## Written exercise
Filter this material down to the lines that hold "style", copying each one.

## Provided data

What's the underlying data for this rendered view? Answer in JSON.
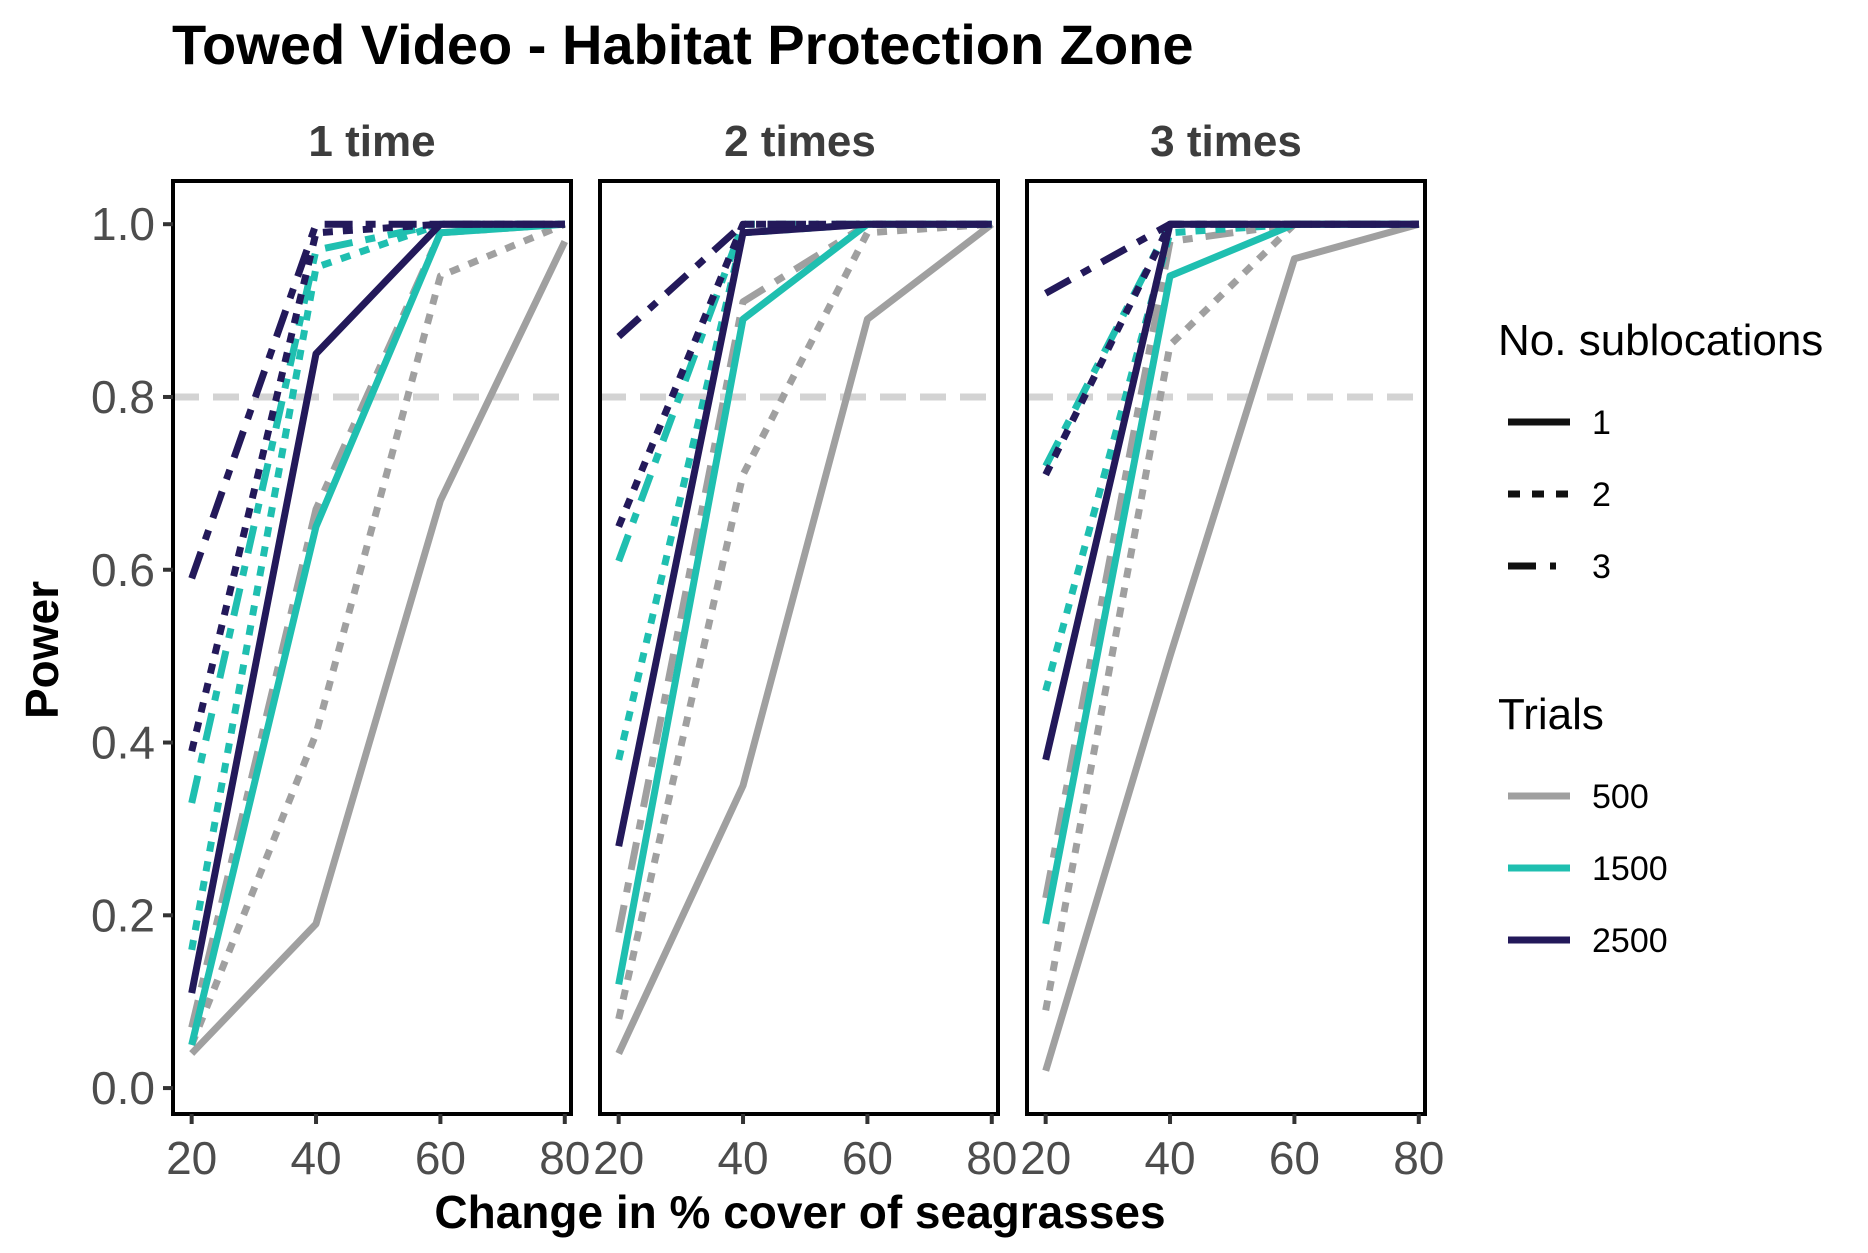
{
  "chart_data": {
    "type": "line",
    "title": "Towed Video - Habitat Protection Zone",
    "xlabel": "Change in % cover of seagrasses",
    "ylabel": "Power",
    "x_ticks": [
      20,
      40,
      60,
      80
    ],
    "y_ticks": [
      "0.0",
      "0.2",
      "0.4",
      "0.6",
      "0.8",
      "1.0"
    ],
    "xlim": [
      17,
      81
    ],
    "ylim": [
      -0.03,
      1.05
    ],
    "reference_line": 0.8,
    "grid": false,
    "legend_placement": "right",
    "colors": {
      "500": "#a0a0a0",
      "1500": "#1fbfb0",
      "2500": "#23195a",
      "reference": "#d3d3d3"
    },
    "legends": [
      {
        "title": "No. sublocations",
        "items": [
          {
            "label": "1",
            "style": "solid"
          },
          {
            "label": "2",
            "style": "dotted"
          },
          {
            "label": "3",
            "style": "dashed"
          }
        ]
      },
      {
        "title": "Trials",
        "items": [
          {
            "label": "500",
            "color": "#a0a0a0"
          },
          {
            "label": "1500",
            "color": "#1fbfb0"
          },
          {
            "label": "2500",
            "color": "#23195a"
          }
        ]
      }
    ],
    "facets": [
      {
        "label": "1 time",
        "x": [
          20,
          40,
          60,
          80
        ],
        "series": [
          {
            "trials": "500",
            "sublocations": "1",
            "values": [
              0.04,
              0.19,
              0.68,
              0.98
            ]
          },
          {
            "trials": "500",
            "sublocations": "2",
            "values": [
              0.05,
              0.41,
              0.94,
              1.0
            ]
          },
          {
            "trials": "500",
            "sublocations": "3",
            "values": [
              0.07,
              0.67,
              0.99,
              1.0
            ]
          },
          {
            "trials": "1500",
            "sublocations": "1",
            "values": [
              0.05,
              0.65,
              0.99,
              1.0
            ]
          },
          {
            "trials": "1500",
            "sublocations": "2",
            "values": [
              0.16,
              0.95,
              1.0,
              1.0
            ]
          },
          {
            "trials": "1500",
            "sublocations": "3",
            "values": [
              0.33,
              0.97,
              1.0,
              1.0
            ]
          },
          {
            "trials": "2500",
            "sublocations": "1",
            "values": [
              0.11,
              0.85,
              1.0,
              1.0
            ]
          },
          {
            "trials": "2500",
            "sublocations": "2",
            "values": [
              0.39,
              0.99,
              1.0,
              1.0
            ]
          },
          {
            "trials": "2500",
            "sublocations": "3",
            "values": [
              0.59,
              1.0,
              1.0,
              1.0
            ]
          }
        ]
      },
      {
        "label": "2 times",
        "x": [
          20,
          40,
          60,
          80
        ],
        "series": [
          {
            "trials": "500",
            "sublocations": "1",
            "values": [
              0.04,
              0.35,
              0.89,
              1.0
            ]
          },
          {
            "trials": "500",
            "sublocations": "2",
            "values": [
              0.08,
              0.71,
              0.99,
              1.0
            ]
          },
          {
            "trials": "500",
            "sublocations": "3",
            "values": [
              0.18,
              0.91,
              1.0,
              1.0
            ]
          },
          {
            "trials": "1500",
            "sublocations": "1",
            "values": [
              0.12,
              0.89,
              1.0,
              1.0
            ]
          },
          {
            "trials": "1500",
            "sublocations": "2",
            "values": [
              0.38,
              0.99,
              1.0,
              1.0
            ]
          },
          {
            "trials": "1500",
            "sublocations": "3",
            "values": [
              0.61,
              1.0,
              1.0,
              1.0
            ]
          },
          {
            "trials": "2500",
            "sublocations": "1",
            "values": [
              0.28,
              0.99,
              1.0,
              1.0
            ]
          },
          {
            "trials": "2500",
            "sublocations": "2",
            "values": [
              0.65,
              1.0,
              1.0,
              1.0
            ]
          },
          {
            "trials": "2500",
            "sublocations": "3",
            "values": [
              0.87,
              1.0,
              1.0,
              1.0
            ]
          }
        ]
      },
      {
        "label": "3 times",
        "x": [
          20,
          40,
          60,
          80
        ],
        "series": [
          {
            "trials": "500",
            "sublocations": "1",
            "values": [
              0.02,
              0.5,
              0.96,
              1.0
            ]
          },
          {
            "trials": "500",
            "sublocations": "2",
            "values": [
              0.09,
              0.86,
              1.0,
              1.0
            ]
          },
          {
            "trials": "500",
            "sublocations": "3",
            "values": [
              0.22,
              0.98,
              1.0,
              1.0
            ]
          },
          {
            "trials": "1500",
            "sublocations": "1",
            "values": [
              0.19,
              0.94,
              1.0,
              1.0
            ]
          },
          {
            "trials": "1500",
            "sublocations": "2",
            "values": [
              0.46,
              0.99,
              1.0,
              1.0
            ]
          },
          {
            "trials": "1500",
            "sublocations": "3",
            "values": [
              0.72,
              1.0,
              1.0,
              1.0
            ]
          },
          {
            "trials": "2500",
            "sublocations": "1",
            "values": [
              0.38,
              1.0,
              1.0,
              1.0
            ]
          },
          {
            "trials": "2500",
            "sublocations": "2",
            "values": [
              0.71,
              1.0,
              1.0,
              1.0
            ]
          },
          {
            "trials": "2500",
            "sublocations": "3",
            "values": [
              0.92,
              1.0,
              1.0,
              1.0
            ]
          }
        ]
      }
    ]
  }
}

## Correct result
            "style": "solid"
            "style": "dotted"
            "style": "dashed"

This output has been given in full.